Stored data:
********************

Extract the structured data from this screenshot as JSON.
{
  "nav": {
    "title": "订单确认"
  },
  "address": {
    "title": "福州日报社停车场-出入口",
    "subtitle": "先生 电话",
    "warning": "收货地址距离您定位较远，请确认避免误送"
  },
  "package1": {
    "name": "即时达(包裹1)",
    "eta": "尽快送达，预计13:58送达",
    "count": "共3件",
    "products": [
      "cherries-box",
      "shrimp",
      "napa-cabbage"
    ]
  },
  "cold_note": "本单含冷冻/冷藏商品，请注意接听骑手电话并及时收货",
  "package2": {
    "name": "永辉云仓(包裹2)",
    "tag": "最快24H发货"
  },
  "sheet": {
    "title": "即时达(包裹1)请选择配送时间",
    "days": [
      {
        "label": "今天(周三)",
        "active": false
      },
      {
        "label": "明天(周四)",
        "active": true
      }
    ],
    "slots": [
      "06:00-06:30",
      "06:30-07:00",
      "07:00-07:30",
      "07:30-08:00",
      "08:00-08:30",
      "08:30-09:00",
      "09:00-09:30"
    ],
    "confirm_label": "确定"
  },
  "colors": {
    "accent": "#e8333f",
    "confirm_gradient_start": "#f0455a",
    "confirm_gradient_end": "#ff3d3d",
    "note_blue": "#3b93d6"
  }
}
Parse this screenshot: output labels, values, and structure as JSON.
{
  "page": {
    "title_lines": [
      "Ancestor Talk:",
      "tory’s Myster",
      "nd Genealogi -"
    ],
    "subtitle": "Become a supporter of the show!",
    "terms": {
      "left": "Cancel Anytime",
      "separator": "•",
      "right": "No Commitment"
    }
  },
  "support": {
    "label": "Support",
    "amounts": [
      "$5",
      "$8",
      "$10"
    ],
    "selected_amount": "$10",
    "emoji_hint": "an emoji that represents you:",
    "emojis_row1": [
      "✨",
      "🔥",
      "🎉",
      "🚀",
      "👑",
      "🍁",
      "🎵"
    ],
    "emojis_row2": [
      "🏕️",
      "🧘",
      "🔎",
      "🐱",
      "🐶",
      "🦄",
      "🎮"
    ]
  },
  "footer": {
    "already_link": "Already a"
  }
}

********************

• Directions: Write the data back out verbatim.

• The answer:
Extract the structured data from this screenshot as JSON.
{
  "nav": {
    "title": "订单确认"
  },
  "address": {
    "title": "福州日报社停车场-出入口",
    "subtitle": "先生 电话",
    "warning": "收货地址距离您定位较远，请确认避免误送"
  },
  "package1": {
    "name": "即时达(包裹1)",
    "eta": "尽快送达，预计13:58送达",
    "count": "共3件",
    "products": [
      "cherries-box",
      "shrimp",
      "napa-cabbage"
    ]
  },
  "cold_note": "本单含冷冻/冷藏商品，请注意接听骑手电话并及时收货",
  "package2": {
    "name": "永辉云仓(包裹2)",
    "tag": "最快24H发货"
  },
  "sheet": {
    "title": "即时达(包裹1)请选择配送时间",
    "days": [
      {
        "label": "今天(周三)",
        "active": false
      },
      {
        "label": "明天(周四)",
        "active": true
      }
    ],
    "slots": [
      "06:00-06:30",
      "06:30-07:00",
      "07:00-07:30",
      "07:30-08:00",
      "08:00-08:30",
      "08:30-09:00",
      "09:00-09:30"
    ],
    "confirm_label": "确定"
  },
  "colors": {
    "accent": "#e8333f",
    "confirm_gradient_start": "#f0455a",
    "confirm_gradient_end": "#ff3d3d",
    "note_blue": "#3b93d6"
  }
}
Parse this screenshot: output labels, values, and structure as JSON.
{
  "page": {
    "title_lines": [
      "Ancestor Talk:",
      "tory’s Myster",
      "nd Genealogi -"
    ],
    "subtitle": "Become a supporter of the show!",
    "terms": {
      "left": "Cancel Anytime",
      "separator": "•",
      "right": "No Commitment"
    }
  },
  "support": {
    "label": "Support",
    "amounts": [
      "$5",
      "$8",
      "$10"
    ],
    "selected_amount": "$10",
    "emoji_hint": "an emoji that represents you:",
    "emojis_row1": [
      "✨",
      "🔥",
      "🎉",
      "🚀",
      "👑",
      "🍁",
      "🎵"
    ],
    "emojis_row2": [
      "🏕️",
      "🧘",
      "🔎",
      "🐱",
      "🐶",
      "🦄",
      "🎮"
    ]
  },
  "footer": {
    "already_link": "Already a"
  }
}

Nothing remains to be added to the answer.